- Exercise details -
Each line below should be retyped exactly, with no pictures.

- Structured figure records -
========================================================================

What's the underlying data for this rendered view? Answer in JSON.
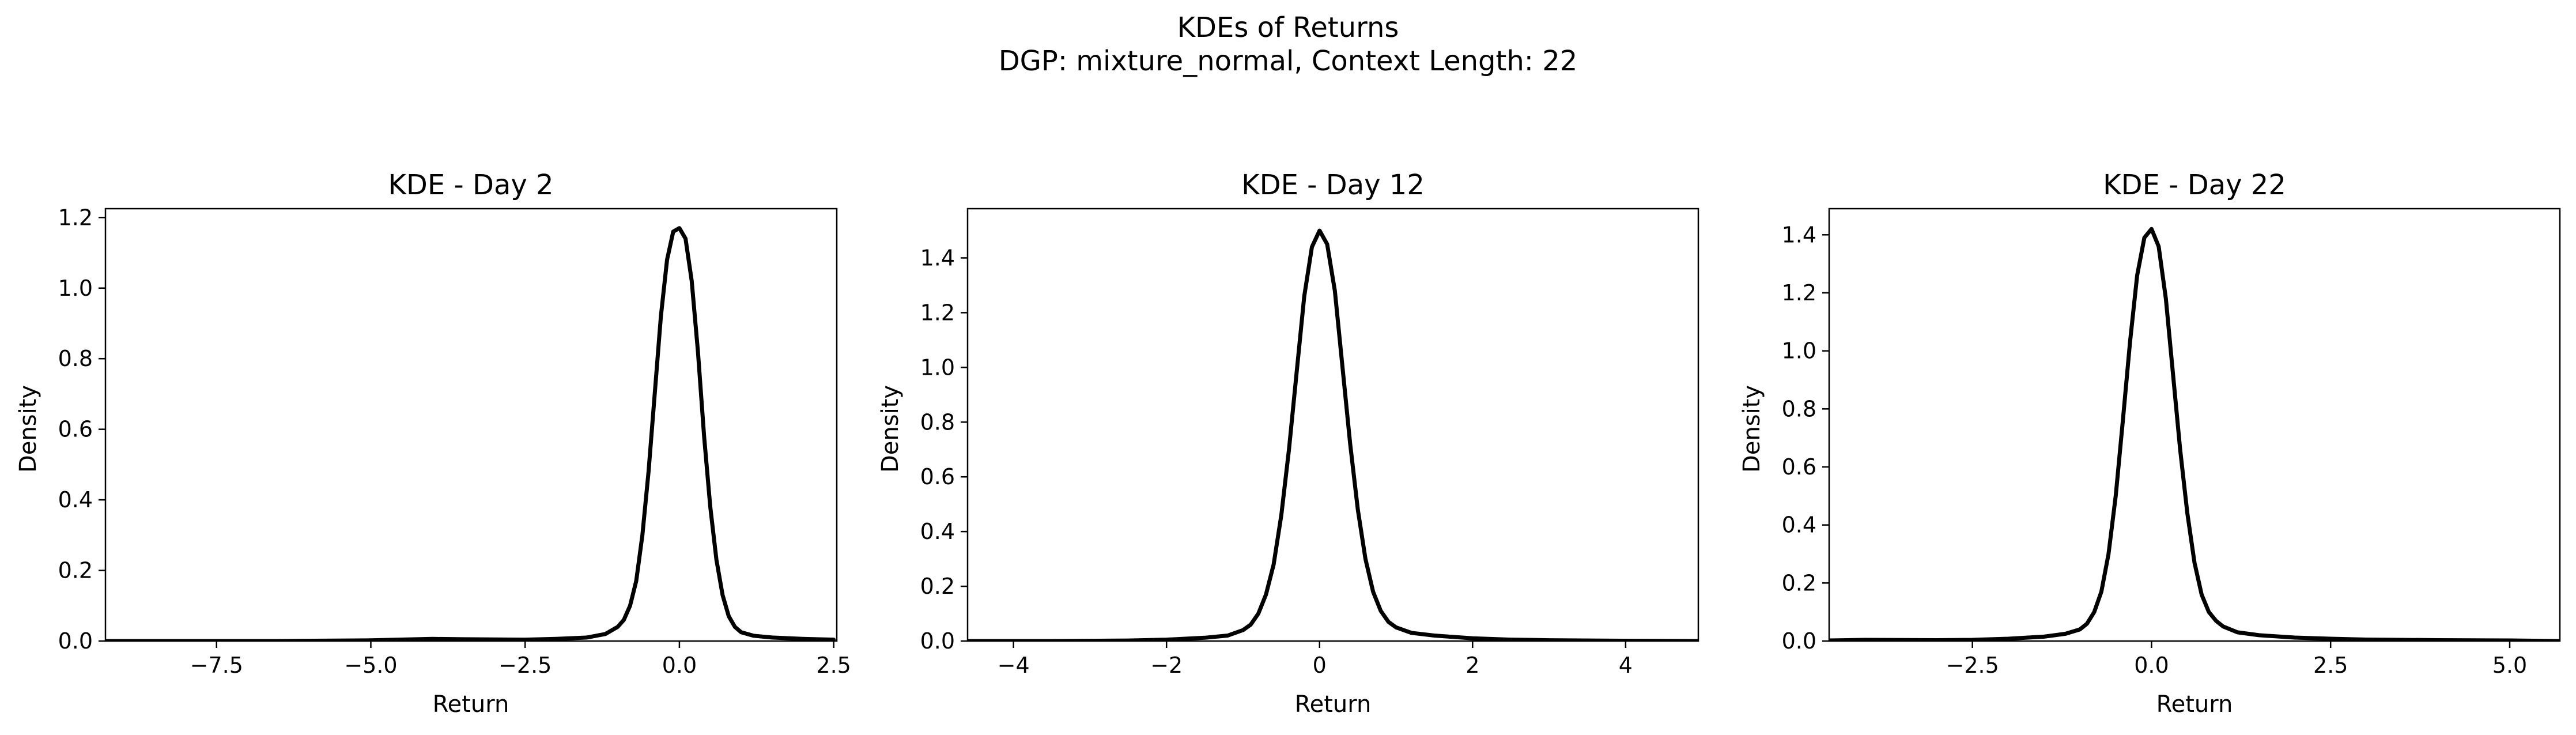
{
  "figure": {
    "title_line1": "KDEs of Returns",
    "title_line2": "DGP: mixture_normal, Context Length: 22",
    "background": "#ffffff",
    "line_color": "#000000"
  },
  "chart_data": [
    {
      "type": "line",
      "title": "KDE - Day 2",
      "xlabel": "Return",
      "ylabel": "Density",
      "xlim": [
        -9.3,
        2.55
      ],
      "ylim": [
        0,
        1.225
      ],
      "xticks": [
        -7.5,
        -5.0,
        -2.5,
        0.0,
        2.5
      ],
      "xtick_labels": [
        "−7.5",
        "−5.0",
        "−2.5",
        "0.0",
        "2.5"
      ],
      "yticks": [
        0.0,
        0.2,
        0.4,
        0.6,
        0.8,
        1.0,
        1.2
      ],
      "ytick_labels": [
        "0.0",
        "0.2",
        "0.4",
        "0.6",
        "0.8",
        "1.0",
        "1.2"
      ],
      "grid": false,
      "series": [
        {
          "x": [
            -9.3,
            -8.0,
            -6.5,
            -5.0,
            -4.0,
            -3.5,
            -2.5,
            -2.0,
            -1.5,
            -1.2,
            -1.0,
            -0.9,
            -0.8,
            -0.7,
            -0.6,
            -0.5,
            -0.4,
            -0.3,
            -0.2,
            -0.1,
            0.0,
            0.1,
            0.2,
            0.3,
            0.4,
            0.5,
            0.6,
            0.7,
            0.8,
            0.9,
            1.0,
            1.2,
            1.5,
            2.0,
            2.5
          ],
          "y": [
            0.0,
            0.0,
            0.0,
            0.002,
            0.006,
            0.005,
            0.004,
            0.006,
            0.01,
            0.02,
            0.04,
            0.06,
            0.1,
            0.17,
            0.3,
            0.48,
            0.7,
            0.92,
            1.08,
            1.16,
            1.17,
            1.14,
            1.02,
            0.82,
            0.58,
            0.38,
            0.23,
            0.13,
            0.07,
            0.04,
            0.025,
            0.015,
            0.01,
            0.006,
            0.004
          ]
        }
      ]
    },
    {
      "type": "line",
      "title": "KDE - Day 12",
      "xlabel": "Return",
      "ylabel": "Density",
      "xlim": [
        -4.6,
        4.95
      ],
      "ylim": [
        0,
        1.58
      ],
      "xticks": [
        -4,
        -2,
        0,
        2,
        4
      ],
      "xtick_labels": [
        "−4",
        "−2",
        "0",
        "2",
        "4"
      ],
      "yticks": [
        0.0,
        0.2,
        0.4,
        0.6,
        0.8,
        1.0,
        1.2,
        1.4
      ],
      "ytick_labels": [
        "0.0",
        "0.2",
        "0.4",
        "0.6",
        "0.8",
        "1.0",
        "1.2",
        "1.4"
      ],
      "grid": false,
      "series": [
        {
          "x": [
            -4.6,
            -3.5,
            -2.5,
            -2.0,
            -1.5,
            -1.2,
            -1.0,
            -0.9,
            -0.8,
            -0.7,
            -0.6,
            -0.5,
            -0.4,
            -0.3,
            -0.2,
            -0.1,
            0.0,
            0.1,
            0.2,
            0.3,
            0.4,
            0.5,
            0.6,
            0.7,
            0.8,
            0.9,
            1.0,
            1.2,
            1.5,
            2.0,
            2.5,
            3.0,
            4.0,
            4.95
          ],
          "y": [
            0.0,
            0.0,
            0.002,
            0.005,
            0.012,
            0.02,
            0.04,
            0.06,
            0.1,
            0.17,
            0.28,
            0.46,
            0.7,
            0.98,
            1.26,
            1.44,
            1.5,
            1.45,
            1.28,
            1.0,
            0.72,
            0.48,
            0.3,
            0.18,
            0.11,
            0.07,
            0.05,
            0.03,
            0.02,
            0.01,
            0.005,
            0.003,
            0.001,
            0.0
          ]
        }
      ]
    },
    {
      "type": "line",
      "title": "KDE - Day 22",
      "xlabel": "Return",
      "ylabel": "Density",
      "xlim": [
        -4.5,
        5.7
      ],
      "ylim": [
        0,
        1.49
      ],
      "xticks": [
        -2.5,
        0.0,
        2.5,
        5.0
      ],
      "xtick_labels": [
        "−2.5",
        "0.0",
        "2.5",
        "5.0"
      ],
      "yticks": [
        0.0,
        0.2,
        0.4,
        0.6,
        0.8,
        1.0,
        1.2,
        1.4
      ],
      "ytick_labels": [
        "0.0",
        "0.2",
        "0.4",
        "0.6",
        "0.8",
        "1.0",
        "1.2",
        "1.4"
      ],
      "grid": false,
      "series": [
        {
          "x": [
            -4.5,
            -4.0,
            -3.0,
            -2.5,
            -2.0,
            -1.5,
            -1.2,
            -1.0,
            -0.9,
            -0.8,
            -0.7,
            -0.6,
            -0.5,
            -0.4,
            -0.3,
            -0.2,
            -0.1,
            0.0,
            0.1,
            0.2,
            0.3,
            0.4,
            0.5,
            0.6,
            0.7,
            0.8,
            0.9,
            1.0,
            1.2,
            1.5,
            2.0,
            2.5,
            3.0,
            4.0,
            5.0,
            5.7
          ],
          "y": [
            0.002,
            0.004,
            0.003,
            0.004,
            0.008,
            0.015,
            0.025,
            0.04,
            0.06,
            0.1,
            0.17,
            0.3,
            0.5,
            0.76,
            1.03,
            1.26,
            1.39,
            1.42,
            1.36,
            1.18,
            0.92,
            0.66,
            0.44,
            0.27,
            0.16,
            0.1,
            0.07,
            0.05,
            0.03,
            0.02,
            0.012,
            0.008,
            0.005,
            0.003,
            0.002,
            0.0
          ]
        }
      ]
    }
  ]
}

========================================================================

- Written reply -
What's the underlying data for this rendered view? Answer in JSON.
{
  "figure": {
    "title_line1": "KDEs of Returns",
    "title_line2": "DGP: mixture_normal, Context Length: 22",
    "background": "#ffffff",
    "line_color": "#000000"
  },
  "chart_data": [
    {
      "type": "line",
      "title": "KDE - Day 2",
      "xlabel": "Return",
      "ylabel": "Density",
      "xlim": [
        -9.3,
        2.55
      ],
      "ylim": [
        0,
        1.225
      ],
      "xticks": [
        -7.5,
        -5.0,
        -2.5,
        0.0,
        2.5
      ],
      "xtick_labels": [
        "−7.5",
        "−5.0",
        "−2.5",
        "0.0",
        "2.5"
      ],
      "yticks": [
        0.0,
        0.2,
        0.4,
        0.6,
        0.8,
        1.0,
        1.2
      ],
      "ytick_labels": [
        "0.0",
        "0.2",
        "0.4",
        "0.6",
        "0.8",
        "1.0",
        "1.2"
      ],
      "grid": false,
      "series": [
        {
          "x": [
            -9.3,
            -8.0,
            -6.5,
            -5.0,
            -4.0,
            -3.5,
            -2.5,
            -2.0,
            -1.5,
            -1.2,
            -1.0,
            -0.9,
            -0.8,
            -0.7,
            -0.6,
            -0.5,
            -0.4,
            -0.3,
            -0.2,
            -0.1,
            0.0,
            0.1,
            0.2,
            0.3,
            0.4,
            0.5,
            0.6,
            0.7,
            0.8,
            0.9,
            1.0,
            1.2,
            1.5,
            2.0,
            2.5
          ],
          "y": [
            0.0,
            0.0,
            0.0,
            0.002,
            0.006,
            0.005,
            0.004,
            0.006,
            0.01,
            0.02,
            0.04,
            0.06,
            0.1,
            0.17,
            0.3,
            0.48,
            0.7,
            0.92,
            1.08,
            1.16,
            1.17,
            1.14,
            1.02,
            0.82,
            0.58,
            0.38,
            0.23,
            0.13,
            0.07,
            0.04,
            0.025,
            0.015,
            0.01,
            0.006,
            0.004
          ]
        }
      ]
    },
    {
      "type": "line",
      "title": "KDE - Day 12",
      "xlabel": "Return",
      "ylabel": "Density",
      "xlim": [
        -4.6,
        4.95
      ],
      "ylim": [
        0,
        1.58
      ],
      "xticks": [
        -4,
        -2,
        0,
        2,
        4
      ],
      "xtick_labels": [
        "−4",
        "−2",
        "0",
        "2",
        "4"
      ],
      "yticks": [
        0.0,
        0.2,
        0.4,
        0.6,
        0.8,
        1.0,
        1.2,
        1.4
      ],
      "ytick_labels": [
        "0.0",
        "0.2",
        "0.4",
        "0.6",
        "0.8",
        "1.0",
        "1.2",
        "1.4"
      ],
      "grid": false,
      "series": [
        {
          "x": [
            -4.6,
            -3.5,
            -2.5,
            -2.0,
            -1.5,
            -1.2,
            -1.0,
            -0.9,
            -0.8,
            -0.7,
            -0.6,
            -0.5,
            -0.4,
            -0.3,
            -0.2,
            -0.1,
            0.0,
            0.1,
            0.2,
            0.3,
            0.4,
            0.5,
            0.6,
            0.7,
            0.8,
            0.9,
            1.0,
            1.2,
            1.5,
            2.0,
            2.5,
            3.0,
            4.0,
            4.95
          ],
          "y": [
            0.0,
            0.0,
            0.002,
            0.005,
            0.012,
            0.02,
            0.04,
            0.06,
            0.1,
            0.17,
            0.28,
            0.46,
            0.7,
            0.98,
            1.26,
            1.44,
            1.5,
            1.45,
            1.28,
            1.0,
            0.72,
            0.48,
            0.3,
            0.18,
            0.11,
            0.07,
            0.05,
            0.03,
            0.02,
            0.01,
            0.005,
            0.003,
            0.001,
            0.0
          ]
        }
      ]
    },
    {
      "type": "line",
      "title": "KDE - Day 22",
      "xlabel": "Return",
      "ylabel": "Density",
      "xlim": [
        -4.5,
        5.7
      ],
      "ylim": [
        0,
        1.49
      ],
      "xticks": [
        -2.5,
        0.0,
        2.5,
        5.0
      ],
      "xtick_labels": [
        "−2.5",
        "0.0",
        "2.5",
        "5.0"
      ],
      "yticks": [
        0.0,
        0.2,
        0.4,
        0.6,
        0.8,
        1.0,
        1.2,
        1.4
      ],
      "ytick_labels": [
        "0.0",
        "0.2",
        "0.4",
        "0.6",
        "0.8",
        "1.0",
        "1.2",
        "1.4"
      ],
      "grid": false,
      "series": [
        {
          "x": [
            -4.5,
            -4.0,
            -3.0,
            -2.5,
            -2.0,
            -1.5,
            -1.2,
            -1.0,
            -0.9,
            -0.8,
            -0.7,
            -0.6,
            -0.5,
            -0.4,
            -0.3,
            -0.2,
            -0.1,
            0.0,
            0.1,
            0.2,
            0.3,
            0.4,
            0.5,
            0.6,
            0.7,
            0.8,
            0.9,
            1.0,
            1.2,
            1.5,
            2.0,
            2.5,
            3.0,
            4.0,
            5.0,
            5.7
          ],
          "y": [
            0.002,
            0.004,
            0.003,
            0.004,
            0.008,
            0.015,
            0.025,
            0.04,
            0.06,
            0.1,
            0.17,
            0.3,
            0.5,
            0.76,
            1.03,
            1.26,
            1.39,
            1.42,
            1.36,
            1.18,
            0.92,
            0.66,
            0.44,
            0.27,
            0.16,
            0.1,
            0.07,
            0.05,
            0.03,
            0.02,
            0.012,
            0.008,
            0.005,
            0.003,
            0.002,
            0.0
          ]
        }
      ]
    }
  ]
}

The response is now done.